**** Input material ****

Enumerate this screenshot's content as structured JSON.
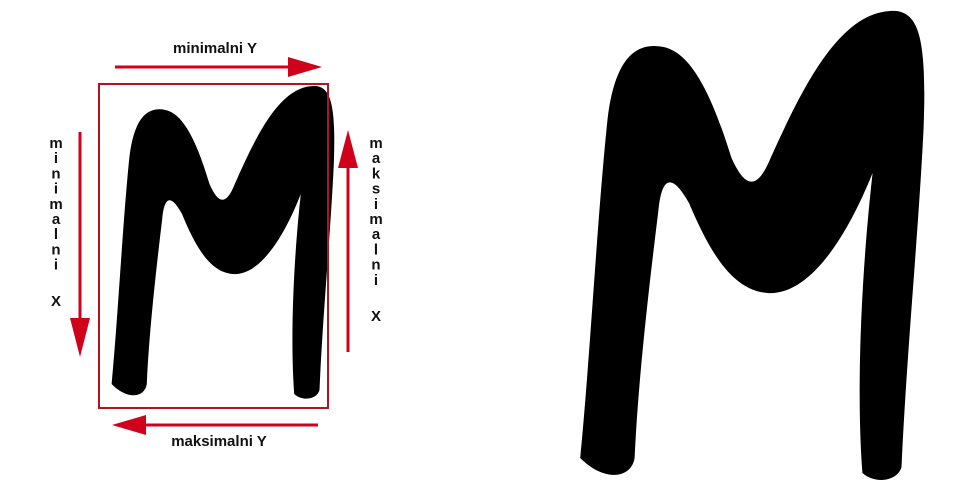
{
  "labels": {
    "top": "minimalni Y",
    "bottom": "maksimalni Y",
    "left": "minimalni X",
    "right": "maksimalni X"
  },
  "colors": {
    "arrow": "#d0021b",
    "box": "#b3121f",
    "glyph": "#000000",
    "text": "#111111"
  }
}
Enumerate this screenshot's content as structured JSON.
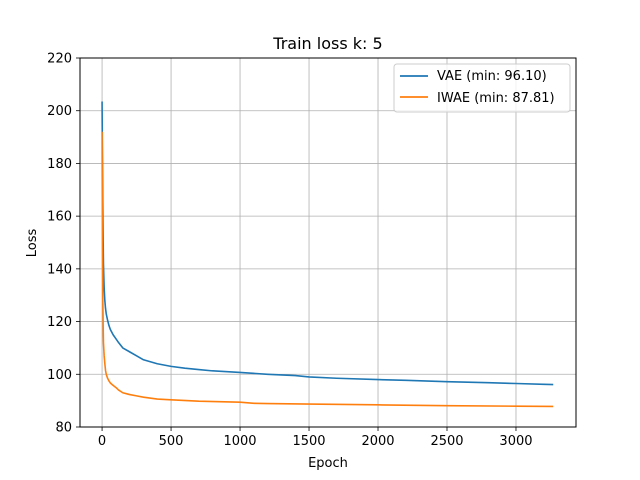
{
  "chart_data": {
    "type": "line",
    "title": "Train loss k: 5",
    "xlabel": "Epoch",
    "ylabel": "Loss",
    "xlim": [
      -160,
      3435
    ],
    "ylim": [
      80,
      220
    ],
    "xticks": [
      0,
      500,
      1000,
      1500,
      2000,
      2500,
      3000
    ],
    "yticks": [
      80,
      100,
      120,
      140,
      160,
      180,
      200,
      220
    ],
    "grid": true,
    "legend_position": "top-right",
    "series": [
      {
        "name": "VAE (min: 96.10)",
        "color": "#1f77b4",
        "x": [
          0,
          1,
          3,
          5,
          8,
          10,
          15,
          20,
          25,
          30,
          40,
          50,
          60,
          80,
          100,
          120,
          150,
          200,
          250,
          300,
          400,
          500,
          600,
          700,
          800,
          1000,
          1200,
          1400,
          1500,
          1700,
          2000,
          2200,
          2500,
          2800,
          3000,
          3200,
          3270
        ],
        "y": [
          203.5,
          195,
          180,
          165,
          150,
          142,
          133,
          128,
          125,
          123,
          120.5,
          118.5,
          117,
          115,
          113.5,
          112,
          110,
          108.5,
          107,
          105.5,
          104,
          103,
          102.3,
          101.8,
          101.3,
          100.7,
          100,
          99.5,
          99,
          98.5,
          98,
          97.7,
          97.2,
          96.8,
          96.5,
          96.2,
          96.1
        ]
      },
      {
        "name": "IWAE (min: 87.81)",
        "color": "#ff7f0e",
        "x": [
          0,
          1,
          3,
          5,
          8,
          10,
          15,
          20,
          25,
          30,
          40,
          50,
          60,
          80,
          100,
          120,
          150,
          200,
          250,
          300,
          400,
          500,
          700,
          1000,
          1100,
          1200,
          1500,
          2000,
          2500,
          3000,
          3270
        ],
        "y": [
          192,
          175,
          150,
          130,
          118,
          112,
          107,
          104,
          101.5,
          100,
          98.5,
          97.5,
          96.7,
          95.8,
          95,
          94,
          93,
          92.3,
          91.8,
          91.3,
          90.6,
          90.3,
          89.8,
          89.4,
          89,
          88.9,
          88.7,
          88.4,
          88.1,
          87.9,
          87.81
        ]
      }
    ]
  }
}
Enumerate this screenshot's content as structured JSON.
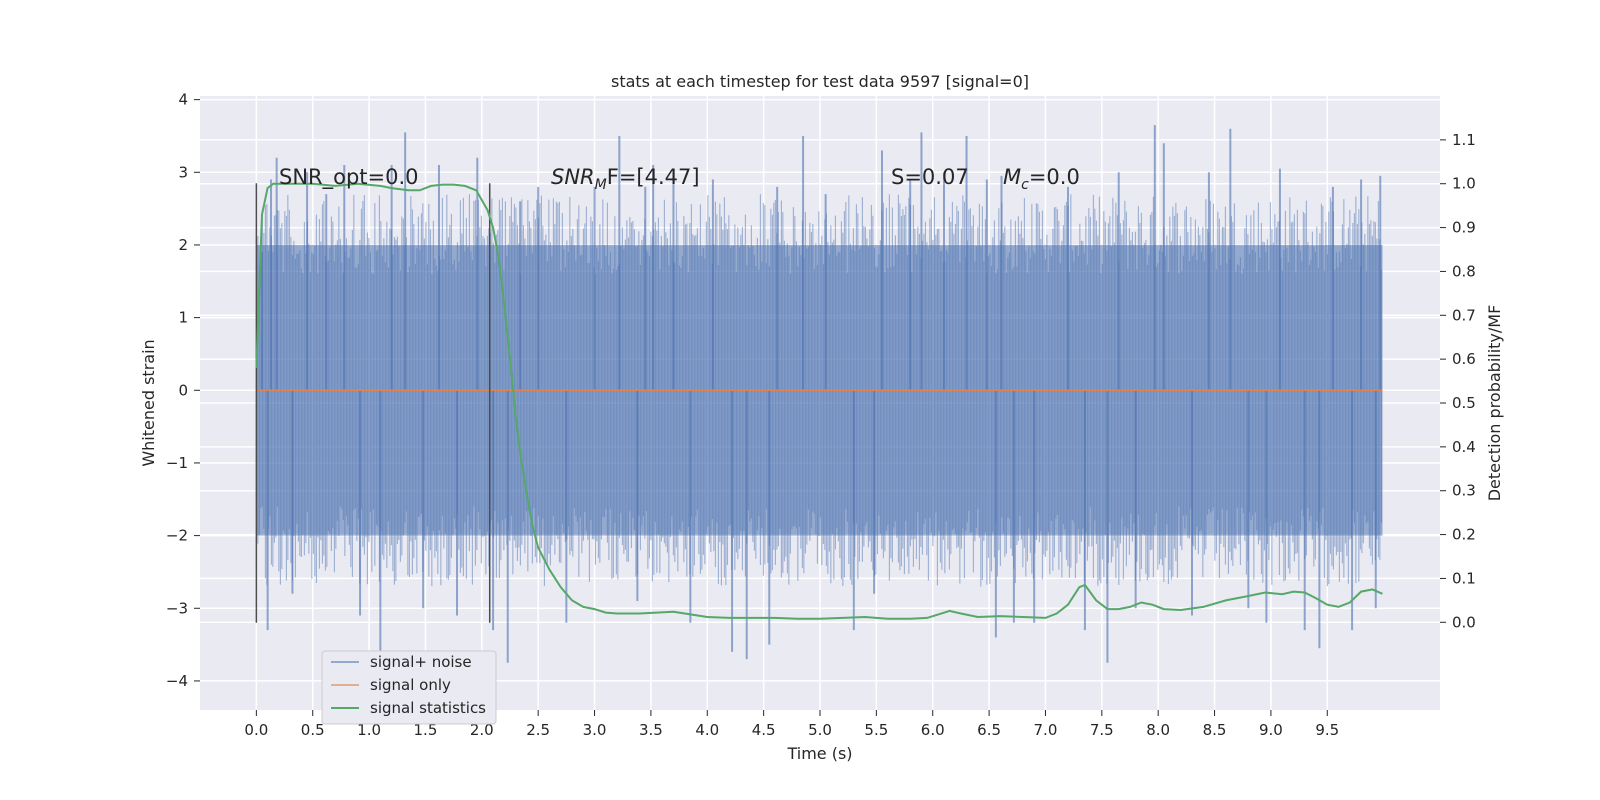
{
  "chart_data": {
    "type": "line",
    "title": "stats at each timestep for test data 9597 [signal=0]",
    "xlabel": "Time (s)",
    "ylabel_left": "Whitened strain",
    "ylabel_right": "Detection probability/MF",
    "xlim": [
      -0.5,
      10.5
    ],
    "ylim_left": [
      -4.4,
      4.05
    ],
    "ylim_right": [
      -0.2,
      1.2
    ],
    "x_ticks": [
      "0.0",
      "0.5",
      "1.0",
      "1.5",
      "2.0",
      "2.5",
      "3.0",
      "3.5",
      "4.0",
      "4.5",
      "5.0",
      "5.5",
      "6.0",
      "6.5",
      "7.0",
      "7.5",
      "8.0",
      "8.5",
      "9.0",
      "9.5"
    ],
    "y_left_ticks": [
      "4",
      "3",
      "2",
      "1",
      "0",
      "−1",
      "−2",
      "−3",
      "−4"
    ],
    "y_right_ticks": [
      "1.1",
      "1.0",
      "0.9",
      "0.8",
      "0.7",
      "0.6",
      "0.5",
      "0.4",
      "0.3",
      "0.2",
      "0.1",
      "0.0"
    ],
    "grid": true,
    "legend_position": "lower-left",
    "annotations": {
      "snr_opt": "SNR_opt=0.0",
      "snr_mf_main": "SNR",
      "snr_mf_sub": "M",
      "snr_mf_tail": "F=[4.47]",
      "s_stat": "S=0.07",
      "mc_main": "M",
      "mc_sub": "c",
      "mc_tail": "=0.0"
    },
    "vertical_markers_x": [
      0.0,
      2.07
    ],
    "series": [
      {
        "name": "signal+ noise",
        "axis": "left",
        "color": "#4c72b0",
        "x_range": [
          0.0,
          9.99
        ],
        "typical_envelope": [
          -2.0,
          2.0
        ],
        "peak_samples": [
          {
            "x": 0.05,
            "y": 1.9
          },
          {
            "x": 0.1,
            "y": -3.3
          },
          {
            "x": 0.13,
            "y": 2.9
          },
          {
            "x": 0.18,
            "y": 3.2
          },
          {
            "x": 0.32,
            "y": -2.8
          },
          {
            "x": 0.45,
            "y": 3.0
          },
          {
            "x": 0.62,
            "y": 2.7
          },
          {
            "x": 0.78,
            "y": 3.1
          },
          {
            "x": 0.92,
            "y": -3.1
          },
          {
            "x": 1.1,
            "y": -3.7
          },
          {
            "x": 1.2,
            "y": 3.1
          },
          {
            "x": 1.32,
            "y": 3.55
          },
          {
            "x": 1.48,
            "y": -3.0
          },
          {
            "x": 1.62,
            "y": 3.1
          },
          {
            "x": 1.78,
            "y": -3.1
          },
          {
            "x": 1.96,
            "y": 3.2
          },
          {
            "x": 2.1,
            "y": -3.3
          },
          {
            "x": 2.23,
            "y": -3.75
          },
          {
            "x": 2.34,
            "y": 2.6
          },
          {
            "x": 2.5,
            "y": 2.8
          },
          {
            "x": 2.75,
            "y": -3.2
          },
          {
            "x": 3.0,
            "y": 2.8
          },
          {
            "x": 3.22,
            "y": 3.5
          },
          {
            "x": 3.38,
            "y": -2.9
          },
          {
            "x": 3.45,
            "y": 2.8
          },
          {
            "x": 3.52,
            "y": 3.1
          },
          {
            "x": 3.7,
            "y": 3.0
          },
          {
            "x": 3.85,
            "y": -3.2
          },
          {
            "x": 4.05,
            "y": 2.9
          },
          {
            "x": 4.22,
            "y": -3.6
          },
          {
            "x": 4.35,
            "y": -3.7
          },
          {
            "x": 4.55,
            "y": -3.5
          },
          {
            "x": 4.62,
            "y": 2.8
          },
          {
            "x": 4.85,
            "y": 3.5
          },
          {
            "x": 5.05,
            "y": 2.7
          },
          {
            "x": 5.3,
            "y": -3.3
          },
          {
            "x": 5.48,
            "y": -2.8
          },
          {
            "x": 5.55,
            "y": 3.3
          },
          {
            "x": 5.8,
            "y": 2.9
          },
          {
            "x": 5.9,
            "y": 3.55
          },
          {
            "x": 6.1,
            "y": 3.0
          },
          {
            "x": 6.3,
            "y": 3.5
          },
          {
            "x": 6.48,
            "y": 2.9
          },
          {
            "x": 6.56,
            "y": -3.4
          },
          {
            "x": 6.61,
            "y": 2.95
          },
          {
            "x": 6.72,
            "y": -3.2
          },
          {
            "x": 6.9,
            "y": -3.2
          },
          {
            "x": 7.2,
            "y": 2.8
          },
          {
            "x": 7.35,
            "y": -3.3
          },
          {
            "x": 7.55,
            "y": -3.75
          },
          {
            "x": 7.65,
            "y": 3.0
          },
          {
            "x": 7.8,
            "y": -3.0
          },
          {
            "x": 7.97,
            "y": 3.65
          },
          {
            "x": 8.05,
            "y": 3.4
          },
          {
            "x": 8.3,
            "y": -3.1
          },
          {
            "x": 8.45,
            "y": 3.0
          },
          {
            "x": 8.64,
            "y": 3.6
          },
          {
            "x": 8.8,
            "y": -3.0
          },
          {
            "x": 8.96,
            "y": -3.2
          },
          {
            "x": 9.08,
            "y": 3.05
          },
          {
            "x": 9.3,
            "y": -3.3
          },
          {
            "x": 9.43,
            "y": -3.55
          },
          {
            "x": 9.55,
            "y": 2.8
          },
          {
            "x": 9.72,
            "y": -3.3
          },
          {
            "x": 9.8,
            "y": 2.9
          },
          {
            "x": 9.93,
            "y": -3.0
          },
          {
            "x": 9.97,
            "y": 2.95
          }
        ]
      },
      {
        "name": "signal only",
        "axis": "left",
        "color": "#dd8452",
        "x": [
          0.0,
          9.99
        ],
        "y": [
          0.0,
          0.0
        ]
      },
      {
        "name": "signal statistics",
        "axis": "right",
        "color": "#55a868",
        "x": [
          0.0,
          0.05,
          0.1,
          0.15,
          0.2,
          0.3,
          0.5,
          0.7,
          0.9,
          1.1,
          1.2,
          1.35,
          1.45,
          1.55,
          1.65,
          1.75,
          1.85,
          1.95,
          2.05,
          2.1,
          2.15,
          2.2,
          2.25,
          2.3,
          2.35,
          2.4,
          2.45,
          2.5,
          2.6,
          2.7,
          2.8,
          2.9,
          3.0,
          3.1,
          3.2,
          3.4,
          3.55,
          3.7,
          3.85,
          4.0,
          4.2,
          4.4,
          4.6,
          4.8,
          5.0,
          5.2,
          5.4,
          5.6,
          5.8,
          5.95,
          6.05,
          6.15,
          6.25,
          6.4,
          6.6,
          6.8,
          7.0,
          7.1,
          7.2,
          7.3,
          7.35,
          7.45,
          7.55,
          7.65,
          7.75,
          7.85,
          7.95,
          8.05,
          8.2,
          8.4,
          8.6,
          8.8,
          8.95,
          9.1,
          9.2,
          9.3,
          9.4,
          9.5,
          9.6,
          9.7,
          9.8,
          9.9,
          9.99
        ],
        "y": [
          0.58,
          0.93,
          0.99,
          1.0,
          1.0,
          1.0,
          1.0,
          0.995,
          1.0,
          0.995,
          0.99,
          0.985,
          0.985,
          0.995,
          0.998,
          0.998,
          0.995,
          0.985,
          0.94,
          0.9,
          0.83,
          0.72,
          0.6,
          0.47,
          0.37,
          0.29,
          0.22,
          0.17,
          0.12,
          0.08,
          0.05,
          0.035,
          0.03,
          0.022,
          0.02,
          0.02,
          0.022,
          0.024,
          0.018,
          0.012,
          0.01,
          0.01,
          0.01,
          0.008,
          0.008,
          0.01,
          0.012,
          0.008,
          0.008,
          0.01,
          0.018,
          0.026,
          0.02,
          0.012,
          0.014,
          0.012,
          0.01,
          0.02,
          0.04,
          0.08,
          0.085,
          0.05,
          0.03,
          0.03,
          0.035,
          0.045,
          0.04,
          0.03,
          0.028,
          0.035,
          0.05,
          0.06,
          0.068,
          0.064,
          0.07,
          0.068,
          0.055,
          0.04,
          0.035,
          0.045,
          0.07,
          0.075,
          0.065
        ]
      }
    ]
  }
}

****

◆ **Instructions for the task**
Report each line of the material above where the word "name" appears.

◆ **Solution for this task**
        "name": "VAE (min: 96.10)",
        "name": "IWAE (min: 87.81)",
        "name": "signal+ noise",
        "name": "signal only",
        "name": "signal statistics",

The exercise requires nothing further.